What to work on: Reproduce the listing below word for word, with no pictures.

(Data extracted from a collection)
— begin —

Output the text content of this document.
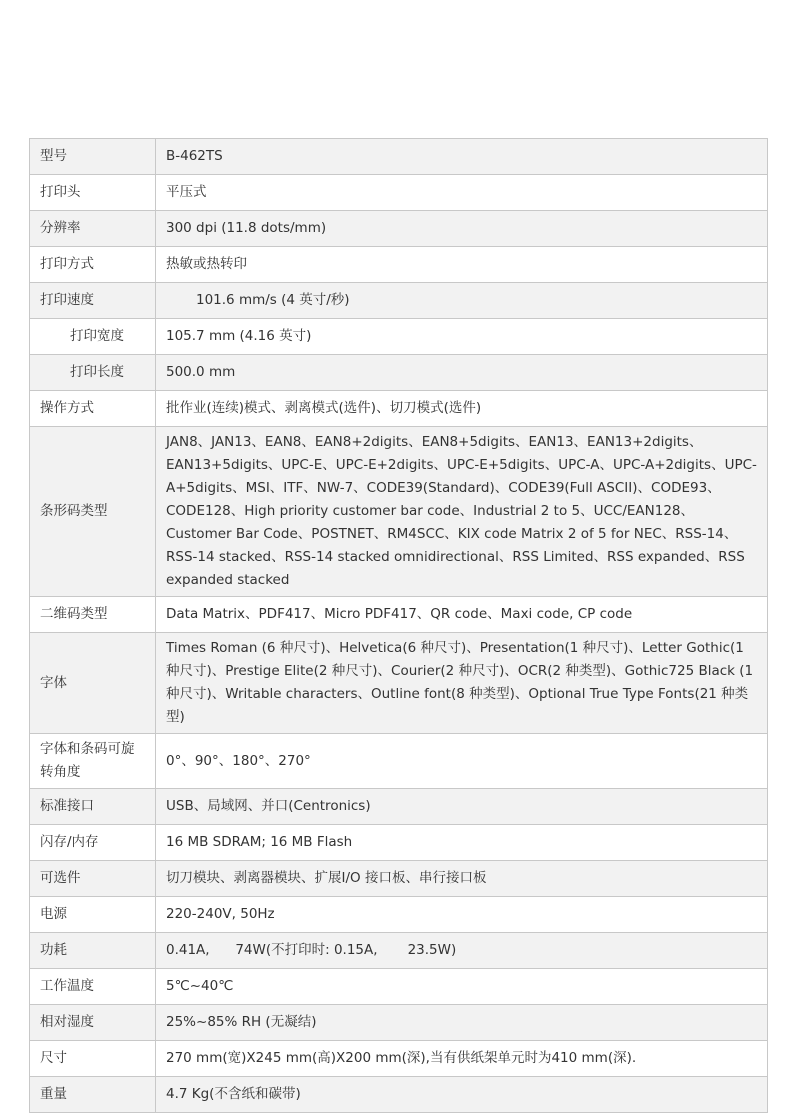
型号	B-462TS
打印头	平压式
分辨率	300 dpi (11.8 dots/mm)
打印方式	热敏或热转印
打印速度	101.6 mm/s (4 英寸/秒)
打印宽度	105.7 mm (4.16 英寸)
打印长度	500.0 mm
操作方式	批作业(连续)模式、剥离模式(选件)、切刀模式(选件)
条形码类型	JAN8、JAN13、EAN8、EAN8+2digits、EAN8+5digits、EAN13、EAN13+2digits、EAN13+5digits、UPC-E、UPC-E+2digits、UPC-E+5digits、UPC-A、UPC-A+2digits、UPC-A+5digits、MSI、ITF、NW-7、CODE39(Standard)、CODE39(Full ASCII)、CODE93、CODE128、High priority customer bar code、Industrial 2 to 5、UCC/EAN128、Customer Bar Code、POSTNET、RM4SCC、KIX code Matrix 2 of 5 for NEC、RSS-14、RSS-14 stacked、RSS-14 stacked omnidirectional、RSS Limited、RSS expanded、RSS expanded stacked
二维码类型	Data Matrix、PDF417、Micro PDF417、QR code、Maxi code, CP code
字体	Times Roman (6 种尺寸)、Helvetica(6 种尺寸)、Presentation(1 种尺寸)、Letter Gothic(1 种尺寸)、Prestige Elite(2 种尺寸)、Courier(2 种尺寸)、OCR(2 种类型)、Gothic725 Black (1 种尺寸)、Writable characters、Outline font(8 种类型)、Optional True Type Fonts(21 种类型)
字体和条码可旋转角度	0°、90°、180°、270°
标准接口	USB、局域网、并口(Centronics)
闪存/内存	16 MB SDRAM; 16 MB Flash
可选件	切刀模块、剥离器模块、扩展I/O 接口板、串行接口板
电源	220-240V, 50Hz
功耗	0.41A,      74W(不打印时: 0.15A,       23.5W)
工作温度	5℃~40℃
相对湿度	25%~85% RH (无凝结)
尺寸	270 mm(宽)X245 mm(高)X200 mm(深),当有供纸架单元时为410 mm(深).
重量	4.7 Kg(不含纸和碳带)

— end —

Final result:
Output the text content of this document.
型号	B-462TS
打印头	平压式
分辨率	300 dpi (11.8 dots/mm)
打印方式	热敏或热转印
打印速度	101.6 mm/s (4 英寸/秒)
打印宽度	105.7 mm (4.16 英寸)
打印长度	500.0 mm
操作方式	批作业(连续)模式、剥离模式(选件)、切刀模式(选件)
条形码类型	JAN8、JAN13、EAN8、EAN8+2digits、EAN8+5digits、EAN13、EAN13+2digits、EAN13+5digits、UPC-E、UPC-E+2digits、UPC-E+5digits、UPC-A、UPC-A+2digits、UPC-A+5digits、MSI、ITF、NW-7、CODE39(Standard)、CODE39(Full ASCII)、CODE93、CODE128、High priority customer bar code、Industrial 2 to 5、UCC/EAN128、Customer Bar Code、POSTNET、RM4SCC、KIX code Matrix 2 of 5 for NEC、RSS-14、RSS-14 stacked、RSS-14 stacked omnidirectional、RSS Limited、RSS expanded、RSS expanded stacked
二维码类型	Data Matrix、PDF417、Micro PDF417、QR code、Maxi code, CP code
字体	Times Roman (6 种尺寸)、Helvetica(6 种尺寸)、Presentation(1 种尺寸)、Letter Gothic(1 种尺寸)、Prestige Elite(2 种尺寸)、Courier(2 种尺寸)、OCR(2 种类型)、Gothic725 Black (1 种尺寸)、Writable characters、Outline font(8 种类型)、Optional True Type Fonts(21 种类型)
字体和条码可旋转角度	0°、90°、180°、270°
标准接口	USB、局域网、并口(Centronics)
闪存/内存	16 MB SDRAM; 16 MB Flash
可选件	切刀模块、剥离器模块、扩展I/O 接口板、串行接口板
电源	220-240V, 50Hz
功耗	0.41A,      74W(不打印时: 0.15A,       23.5W)
工作温度	5℃~40℃
相对湿度	25%~85% RH (无凝结)
尺寸	270 mm(宽)X245 mm(高)X200 mm(深),当有供纸架单元时为410 mm(深).
重量	4.7 Kg(不含纸和碳带)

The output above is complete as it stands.